* Given problem
Transcribe every line of the listing below without any deviation.

Dataset records
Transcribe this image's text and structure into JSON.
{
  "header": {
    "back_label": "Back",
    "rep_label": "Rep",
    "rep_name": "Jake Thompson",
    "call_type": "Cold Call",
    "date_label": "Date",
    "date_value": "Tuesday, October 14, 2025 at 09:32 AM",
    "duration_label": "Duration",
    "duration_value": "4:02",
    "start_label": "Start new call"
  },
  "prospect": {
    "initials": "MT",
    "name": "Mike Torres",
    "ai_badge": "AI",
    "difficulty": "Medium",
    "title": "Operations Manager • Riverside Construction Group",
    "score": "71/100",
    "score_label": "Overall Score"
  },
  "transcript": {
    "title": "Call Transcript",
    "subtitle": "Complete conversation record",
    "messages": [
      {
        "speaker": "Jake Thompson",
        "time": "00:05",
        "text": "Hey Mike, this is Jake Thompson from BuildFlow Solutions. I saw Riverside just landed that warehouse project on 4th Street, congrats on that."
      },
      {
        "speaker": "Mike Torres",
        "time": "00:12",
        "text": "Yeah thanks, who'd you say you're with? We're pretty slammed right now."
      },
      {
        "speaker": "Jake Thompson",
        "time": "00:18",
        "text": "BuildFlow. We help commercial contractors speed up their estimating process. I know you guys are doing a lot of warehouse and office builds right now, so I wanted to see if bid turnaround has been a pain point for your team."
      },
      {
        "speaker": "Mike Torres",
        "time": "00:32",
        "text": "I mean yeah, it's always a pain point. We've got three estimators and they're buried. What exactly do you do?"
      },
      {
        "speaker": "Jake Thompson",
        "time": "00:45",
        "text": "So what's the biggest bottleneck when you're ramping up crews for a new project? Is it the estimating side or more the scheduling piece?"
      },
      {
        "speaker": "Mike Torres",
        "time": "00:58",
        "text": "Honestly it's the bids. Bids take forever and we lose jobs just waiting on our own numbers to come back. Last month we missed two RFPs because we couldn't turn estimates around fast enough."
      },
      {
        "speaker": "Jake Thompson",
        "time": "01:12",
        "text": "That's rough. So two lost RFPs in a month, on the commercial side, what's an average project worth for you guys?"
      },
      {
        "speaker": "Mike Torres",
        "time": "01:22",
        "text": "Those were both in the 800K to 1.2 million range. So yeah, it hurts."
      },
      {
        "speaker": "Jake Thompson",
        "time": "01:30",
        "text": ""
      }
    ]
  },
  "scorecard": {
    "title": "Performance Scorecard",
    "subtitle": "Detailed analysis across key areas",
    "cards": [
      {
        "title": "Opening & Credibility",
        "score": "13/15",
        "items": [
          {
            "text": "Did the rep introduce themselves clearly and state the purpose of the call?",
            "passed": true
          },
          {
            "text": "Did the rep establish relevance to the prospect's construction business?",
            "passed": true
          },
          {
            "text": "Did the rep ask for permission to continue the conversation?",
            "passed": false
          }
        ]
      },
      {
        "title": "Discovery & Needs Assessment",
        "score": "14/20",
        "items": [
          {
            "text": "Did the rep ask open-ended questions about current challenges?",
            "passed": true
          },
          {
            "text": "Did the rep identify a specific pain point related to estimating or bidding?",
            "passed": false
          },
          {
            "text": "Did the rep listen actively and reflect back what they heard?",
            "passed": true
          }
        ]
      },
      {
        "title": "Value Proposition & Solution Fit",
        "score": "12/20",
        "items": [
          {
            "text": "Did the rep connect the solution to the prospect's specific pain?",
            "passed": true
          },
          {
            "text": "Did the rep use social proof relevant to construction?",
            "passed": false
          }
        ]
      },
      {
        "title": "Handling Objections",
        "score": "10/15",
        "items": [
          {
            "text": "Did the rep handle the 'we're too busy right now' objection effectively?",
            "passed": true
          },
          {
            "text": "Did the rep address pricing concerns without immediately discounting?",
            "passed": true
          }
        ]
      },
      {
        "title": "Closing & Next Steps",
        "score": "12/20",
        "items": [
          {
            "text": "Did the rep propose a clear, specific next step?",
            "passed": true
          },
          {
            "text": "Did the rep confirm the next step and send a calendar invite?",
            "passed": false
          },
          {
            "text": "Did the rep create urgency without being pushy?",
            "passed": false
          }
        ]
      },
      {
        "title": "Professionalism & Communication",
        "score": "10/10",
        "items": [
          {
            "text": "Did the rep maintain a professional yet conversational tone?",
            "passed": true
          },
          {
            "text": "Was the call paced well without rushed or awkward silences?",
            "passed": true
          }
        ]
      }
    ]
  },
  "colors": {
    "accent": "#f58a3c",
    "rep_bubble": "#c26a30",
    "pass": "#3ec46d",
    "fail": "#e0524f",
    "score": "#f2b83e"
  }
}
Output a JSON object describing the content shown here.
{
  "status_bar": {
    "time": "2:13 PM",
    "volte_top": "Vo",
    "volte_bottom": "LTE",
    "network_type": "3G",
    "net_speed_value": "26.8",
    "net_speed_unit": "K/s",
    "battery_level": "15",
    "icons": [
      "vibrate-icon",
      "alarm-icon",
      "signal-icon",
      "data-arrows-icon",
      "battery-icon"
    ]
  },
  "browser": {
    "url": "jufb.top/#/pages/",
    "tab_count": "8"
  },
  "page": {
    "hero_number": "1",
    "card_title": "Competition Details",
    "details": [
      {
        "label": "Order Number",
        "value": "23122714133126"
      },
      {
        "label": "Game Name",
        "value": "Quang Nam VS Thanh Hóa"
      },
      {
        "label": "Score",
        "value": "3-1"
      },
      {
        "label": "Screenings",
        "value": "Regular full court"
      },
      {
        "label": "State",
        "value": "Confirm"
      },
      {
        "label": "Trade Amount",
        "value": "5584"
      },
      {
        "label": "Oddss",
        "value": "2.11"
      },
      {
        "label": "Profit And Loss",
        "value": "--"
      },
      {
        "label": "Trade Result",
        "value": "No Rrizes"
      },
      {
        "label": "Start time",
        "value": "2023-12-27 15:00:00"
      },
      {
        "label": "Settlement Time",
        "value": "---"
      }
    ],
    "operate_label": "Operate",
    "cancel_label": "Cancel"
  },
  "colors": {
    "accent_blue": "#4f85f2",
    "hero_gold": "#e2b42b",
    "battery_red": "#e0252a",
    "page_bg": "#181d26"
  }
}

* Answer for the task
Transcribe this image's text and structure into JSON.
{
  "header": {
    "back_label": "Back",
    "rep_label": "Rep",
    "rep_name": "Jake Thompson",
    "call_type": "Cold Call",
    "date_label": "Date",
    "date_value": "Tuesday, October 14, 2025 at 09:32 AM",
    "duration_label": "Duration",
    "duration_value": "4:02",
    "start_label": "Start new call"
  },
  "prospect": {
    "initials": "MT",
    "name": "Mike Torres",
    "ai_badge": "AI",
    "difficulty": "Medium",
    "title": "Operations Manager • Riverside Construction Group",
    "score": "71/100",
    "score_label": "Overall Score"
  },
  "transcript": {
    "title": "Call Transcript",
    "subtitle": "Complete conversation record",
    "messages": [
      {
        "speaker": "Jake Thompson",
        "time": "00:05",
        "text": "Hey Mike, this is Jake Thompson from BuildFlow Solutions. I saw Riverside just landed that warehouse project on 4th Street, congrats on that."
      },
      {
        "speaker": "Mike Torres",
        "time": "00:12",
        "text": "Yeah thanks, who'd you say you're with? We're pretty slammed right now."
      },
      {
        "speaker": "Jake Thompson",
        "time": "00:18",
        "text": "BuildFlow. We help commercial contractors speed up their estimating process. I know you guys are doing a lot of warehouse and office builds right now, so I wanted to see if bid turnaround has been a pain point for your team."
      },
      {
        "speaker": "Mike Torres",
        "time": "00:32",
        "text": "I mean yeah, it's always a pain point. We've got three estimators and they're buried. What exactly do you do?"
      },
      {
        "speaker": "Jake Thompson",
        "time": "00:45",
        "text": "So what's the biggest bottleneck when you're ramping up crews for a new project? Is it the estimating side or more the scheduling piece?"
      },
      {
        "speaker": "Mike Torres",
        "time": "00:58",
        "text": "Honestly it's the bids. Bids take forever and we lose jobs just waiting on our own numbers to come back. Last month we missed two RFPs because we couldn't turn estimates around fast enough."
      },
      {
        "speaker": "Jake Thompson",
        "time": "01:12",
        "text": "That's rough. So two lost RFPs in a month, on the commercial side, what's an average project worth for you guys?"
      },
      {
        "speaker": "Mike Torres",
        "time": "01:22",
        "text": "Those were both in the 800K to 1.2 million range. So yeah, it hurts."
      },
      {
        "speaker": "Jake Thompson",
        "time": "01:30",
        "text": ""
      }
    ]
  },
  "scorecard": {
    "title": "Performance Scorecard",
    "subtitle": "Detailed analysis across key areas",
    "cards": [
      {
        "title": "Opening & Credibility",
        "score": "13/15",
        "items": [
          {
            "text": "Did the rep introduce themselves clearly and state the purpose of the call?",
            "passed": true
          },
          {
            "text": "Did the rep establish relevance to the prospect's construction business?",
            "passed": true
          },
          {
            "text": "Did the rep ask for permission to continue the conversation?",
            "passed": false
          }
        ]
      },
      {
        "title": "Discovery & Needs Assessment",
        "score": "14/20",
        "items": [
          {
            "text": "Did the rep ask open-ended questions about current challenges?",
            "passed": true
          },
          {
            "text": "Did the rep identify a specific pain point related to estimating or bidding?",
            "passed": false
          },
          {
            "text": "Did the rep listen actively and reflect back what they heard?",
            "passed": true
          }
        ]
      },
      {
        "title": "Value Proposition & Solution Fit",
        "score": "12/20",
        "items": [
          {
            "text": "Did the rep connect the solution to the prospect's specific pain?",
            "passed": true
          },
          {
            "text": "Did the rep use social proof relevant to construction?",
            "passed": false
          }
        ]
      },
      {
        "title": "Handling Objections",
        "score": "10/15",
        "items": [
          {
            "text": "Did the rep handle the 'we're too busy right now' objection effectively?",
            "passed": true
          },
          {
            "text": "Did the rep address pricing concerns without immediately discounting?",
            "passed": true
          }
        ]
      },
      {
        "title": "Closing & Next Steps",
        "score": "12/20",
        "items": [
          {
            "text": "Did the rep propose a clear, specific next step?",
            "passed": true
          },
          {
            "text": "Did the rep confirm the next step and send a calendar invite?",
            "passed": false
          },
          {
            "text": "Did the rep create urgency without being pushy?",
            "passed": false
          }
        ]
      },
      {
        "title": "Professionalism & Communication",
        "score": "10/10",
        "items": [
          {
            "text": "Did the rep maintain a professional yet conversational tone?",
            "passed": true
          },
          {
            "text": "Was the call paced well without rushed or awkward silences?",
            "passed": true
          }
        ]
      }
    ]
  },
  "colors": {
    "accent": "#f58a3c",
    "rep_bubble": "#c26a30",
    "pass": "#3ec46d",
    "fail": "#e0524f",
    "score": "#f2b83e"
  }
}
Output a JSON object describing the content shown here.
{
  "status_bar": {
    "time": "2:13 PM",
    "volte_top": "Vo",
    "volte_bottom": "LTE",
    "network_type": "3G",
    "net_speed_value": "26.8",
    "net_speed_unit": "K/s",
    "battery_level": "15",
    "icons": [
      "vibrate-icon",
      "alarm-icon",
      "signal-icon",
      "data-arrows-icon",
      "battery-icon"
    ]
  },
  "browser": {
    "url": "jufb.top/#/pages/",
    "tab_count": "8"
  },
  "page": {
    "hero_number": "1",
    "card_title": "Competition Details",
    "details": [
      {
        "label": "Order Number",
        "value": "23122714133126"
      },
      {
        "label": "Game Name",
        "value": "Quang Nam VS Thanh Hóa"
      },
      {
        "label": "Score",
        "value": "3-1"
      },
      {
        "label": "Screenings",
        "value": "Regular full court"
      },
      {
        "label": "State",
        "value": "Confirm"
      },
      {
        "label": "Trade Amount",
        "value": "5584"
      },
      {
        "label": "Oddss",
        "value": "2.11"
      },
      {
        "label": "Profit And Loss",
        "value": "--"
      },
      {
        "label": "Trade Result",
        "value": "No Rrizes"
      },
      {
        "label": "Start time",
        "value": "2023-12-27 15:00:00"
      },
      {
        "label": "Settlement Time",
        "value": "---"
      }
    ],
    "operate_label": "Operate",
    "cancel_label": "Cancel"
  },
  "colors": {
    "accent_blue": "#4f85f2",
    "hero_gold": "#e2b42b",
    "battery_red": "#e0252a",
    "page_bg": "#181d26"
  }
}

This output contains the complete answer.